Copy all lines that contain the word "ticker".

--- BEGIN Stored records ---

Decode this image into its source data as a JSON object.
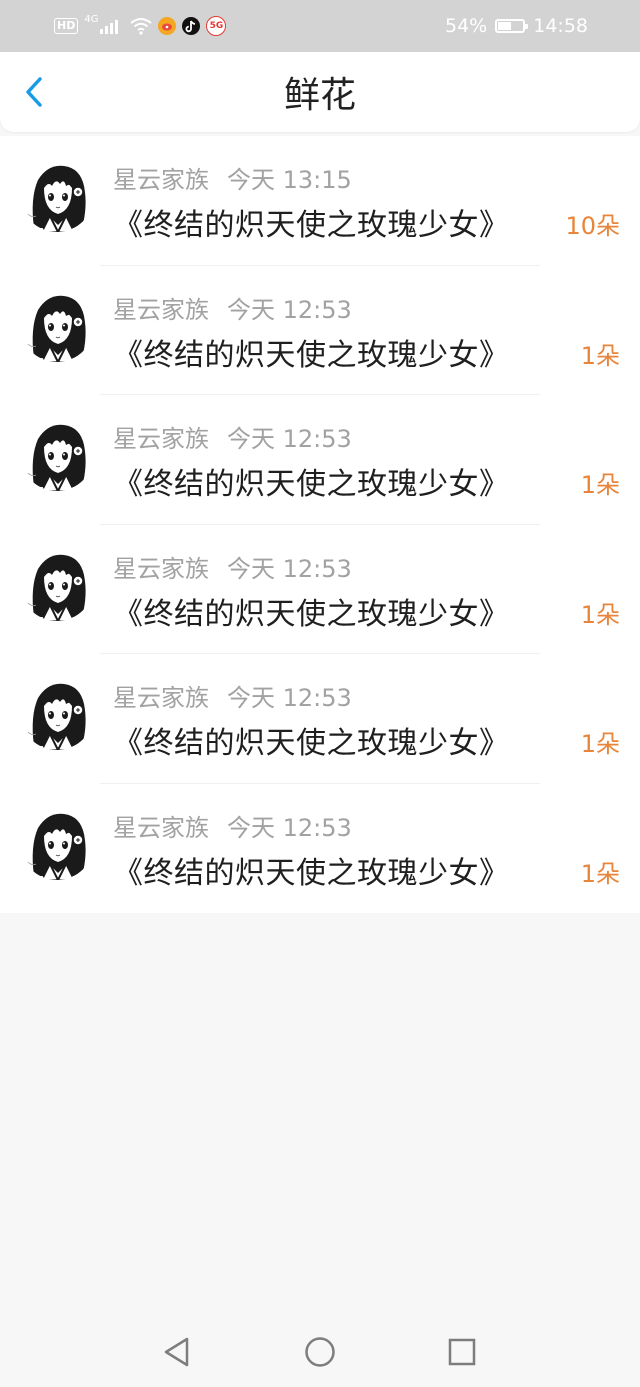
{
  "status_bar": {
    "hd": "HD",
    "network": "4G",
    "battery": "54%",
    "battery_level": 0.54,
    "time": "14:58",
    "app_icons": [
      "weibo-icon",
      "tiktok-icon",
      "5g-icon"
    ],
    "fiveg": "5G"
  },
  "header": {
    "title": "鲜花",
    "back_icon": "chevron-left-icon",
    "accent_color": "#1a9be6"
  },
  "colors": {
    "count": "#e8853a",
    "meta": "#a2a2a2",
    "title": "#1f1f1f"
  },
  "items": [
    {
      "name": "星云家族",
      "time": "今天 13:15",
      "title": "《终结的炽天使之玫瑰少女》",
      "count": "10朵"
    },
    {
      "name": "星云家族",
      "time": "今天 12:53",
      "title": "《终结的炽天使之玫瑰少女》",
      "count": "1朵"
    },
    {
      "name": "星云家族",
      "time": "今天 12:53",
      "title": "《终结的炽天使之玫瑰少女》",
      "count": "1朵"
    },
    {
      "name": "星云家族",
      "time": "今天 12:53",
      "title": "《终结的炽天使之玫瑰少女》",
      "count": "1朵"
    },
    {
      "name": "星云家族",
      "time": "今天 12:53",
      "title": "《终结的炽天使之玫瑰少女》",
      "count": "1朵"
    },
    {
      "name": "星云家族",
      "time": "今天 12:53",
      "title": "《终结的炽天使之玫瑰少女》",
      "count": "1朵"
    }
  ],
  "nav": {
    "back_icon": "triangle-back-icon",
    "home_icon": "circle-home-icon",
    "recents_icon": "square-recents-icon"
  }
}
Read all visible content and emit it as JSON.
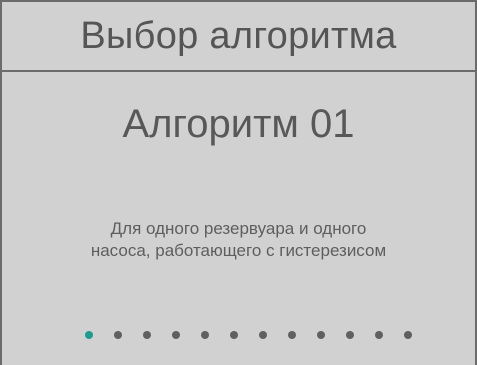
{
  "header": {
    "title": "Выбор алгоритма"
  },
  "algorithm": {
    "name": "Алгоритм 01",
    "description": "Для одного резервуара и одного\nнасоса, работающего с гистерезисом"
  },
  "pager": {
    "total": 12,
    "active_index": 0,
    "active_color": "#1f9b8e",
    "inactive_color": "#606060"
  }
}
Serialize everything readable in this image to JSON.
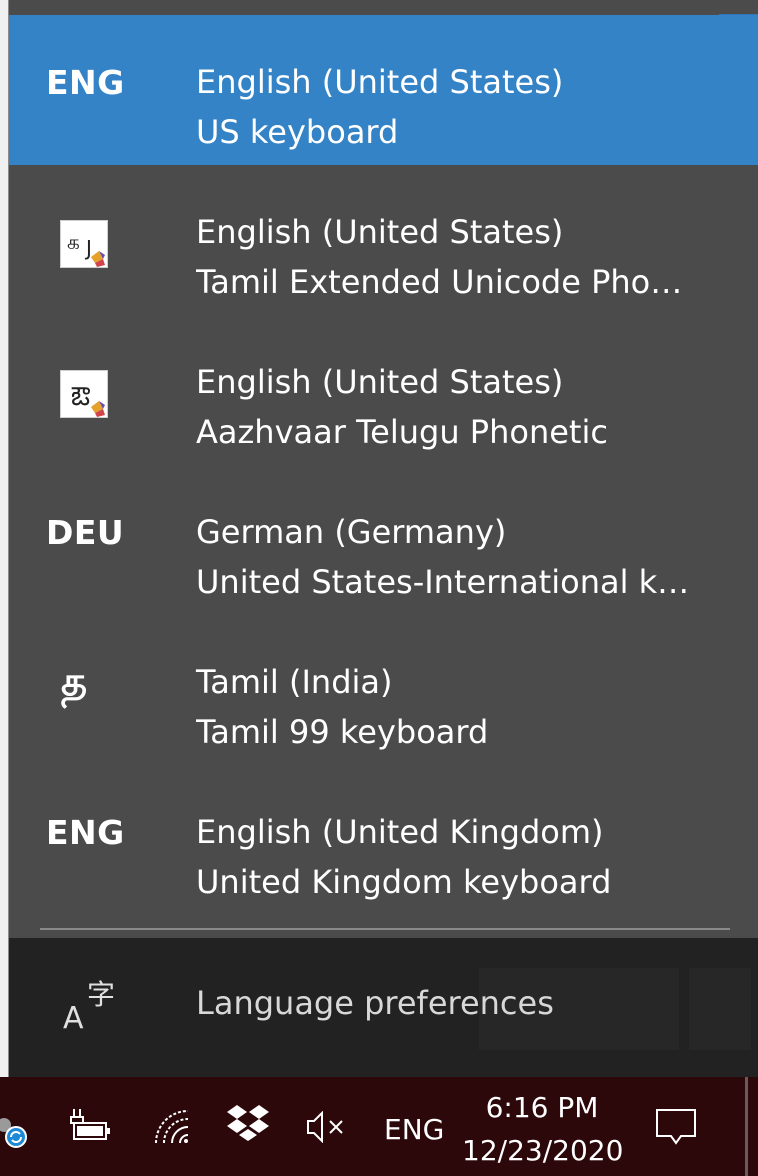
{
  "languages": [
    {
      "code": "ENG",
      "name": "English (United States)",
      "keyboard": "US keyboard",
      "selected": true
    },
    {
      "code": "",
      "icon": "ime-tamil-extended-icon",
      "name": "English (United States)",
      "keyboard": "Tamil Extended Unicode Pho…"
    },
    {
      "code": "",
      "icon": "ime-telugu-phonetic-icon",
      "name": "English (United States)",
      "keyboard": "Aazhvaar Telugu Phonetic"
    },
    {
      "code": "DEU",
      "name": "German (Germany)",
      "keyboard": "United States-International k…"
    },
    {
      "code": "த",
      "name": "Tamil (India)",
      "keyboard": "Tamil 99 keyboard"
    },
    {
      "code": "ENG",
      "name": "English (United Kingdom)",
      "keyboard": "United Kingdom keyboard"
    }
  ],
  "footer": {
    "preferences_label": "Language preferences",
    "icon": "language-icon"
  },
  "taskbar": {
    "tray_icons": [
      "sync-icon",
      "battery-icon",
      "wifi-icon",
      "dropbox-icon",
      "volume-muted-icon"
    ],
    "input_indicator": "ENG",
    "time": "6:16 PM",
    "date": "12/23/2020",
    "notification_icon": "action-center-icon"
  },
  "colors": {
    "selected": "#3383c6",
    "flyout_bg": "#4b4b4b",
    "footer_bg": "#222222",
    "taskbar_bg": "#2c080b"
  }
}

--- END Stored records ---
--- BEGIN Stored records ---

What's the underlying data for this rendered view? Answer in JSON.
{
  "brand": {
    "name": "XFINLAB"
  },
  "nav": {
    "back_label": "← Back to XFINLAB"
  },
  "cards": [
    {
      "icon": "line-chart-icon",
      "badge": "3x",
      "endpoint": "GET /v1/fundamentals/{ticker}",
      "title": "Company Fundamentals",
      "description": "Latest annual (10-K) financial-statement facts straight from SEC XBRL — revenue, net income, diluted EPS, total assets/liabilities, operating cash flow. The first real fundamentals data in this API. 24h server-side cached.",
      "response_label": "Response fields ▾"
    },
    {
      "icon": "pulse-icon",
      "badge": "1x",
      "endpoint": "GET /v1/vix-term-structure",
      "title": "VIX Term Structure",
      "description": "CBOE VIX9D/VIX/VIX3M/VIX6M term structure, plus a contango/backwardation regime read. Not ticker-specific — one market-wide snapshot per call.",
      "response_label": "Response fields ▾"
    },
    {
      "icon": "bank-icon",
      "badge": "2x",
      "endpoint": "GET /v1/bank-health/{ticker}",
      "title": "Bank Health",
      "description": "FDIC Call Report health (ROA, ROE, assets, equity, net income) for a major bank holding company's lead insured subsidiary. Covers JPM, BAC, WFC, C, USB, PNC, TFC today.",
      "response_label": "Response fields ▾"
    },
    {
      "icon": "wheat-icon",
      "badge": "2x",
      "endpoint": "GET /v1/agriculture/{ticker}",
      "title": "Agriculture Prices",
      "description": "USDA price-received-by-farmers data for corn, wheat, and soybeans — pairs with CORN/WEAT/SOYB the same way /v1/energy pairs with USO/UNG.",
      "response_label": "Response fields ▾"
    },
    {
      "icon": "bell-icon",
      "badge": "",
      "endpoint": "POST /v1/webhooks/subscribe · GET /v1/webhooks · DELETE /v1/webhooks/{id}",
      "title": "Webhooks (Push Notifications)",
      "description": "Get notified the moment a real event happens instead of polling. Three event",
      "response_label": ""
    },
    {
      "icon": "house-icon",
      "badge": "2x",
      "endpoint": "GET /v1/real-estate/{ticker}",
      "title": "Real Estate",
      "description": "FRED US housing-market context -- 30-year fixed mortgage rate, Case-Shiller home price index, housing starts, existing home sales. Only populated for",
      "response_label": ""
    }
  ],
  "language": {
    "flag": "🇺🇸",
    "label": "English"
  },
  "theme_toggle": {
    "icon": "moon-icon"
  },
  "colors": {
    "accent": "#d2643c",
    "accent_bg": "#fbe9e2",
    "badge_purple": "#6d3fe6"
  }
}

--- END Stored records ---

Output of the exercise ->
      "endpoint": "GET /v1/fundamentals/{ticker}",
      "description": "CBOE VIX9D/VIX/VIX3M/VIX6M term structure, plus a contango/backwardation regime read. Not ticker-specific — one market-wide snapshot per call.",
      "endpoint": "GET /v1/bank-health/{ticker}",
      "endpoint": "GET /v1/agriculture/{ticker}",
      "endpoint": "GET /v1/real-estate/{ticker}",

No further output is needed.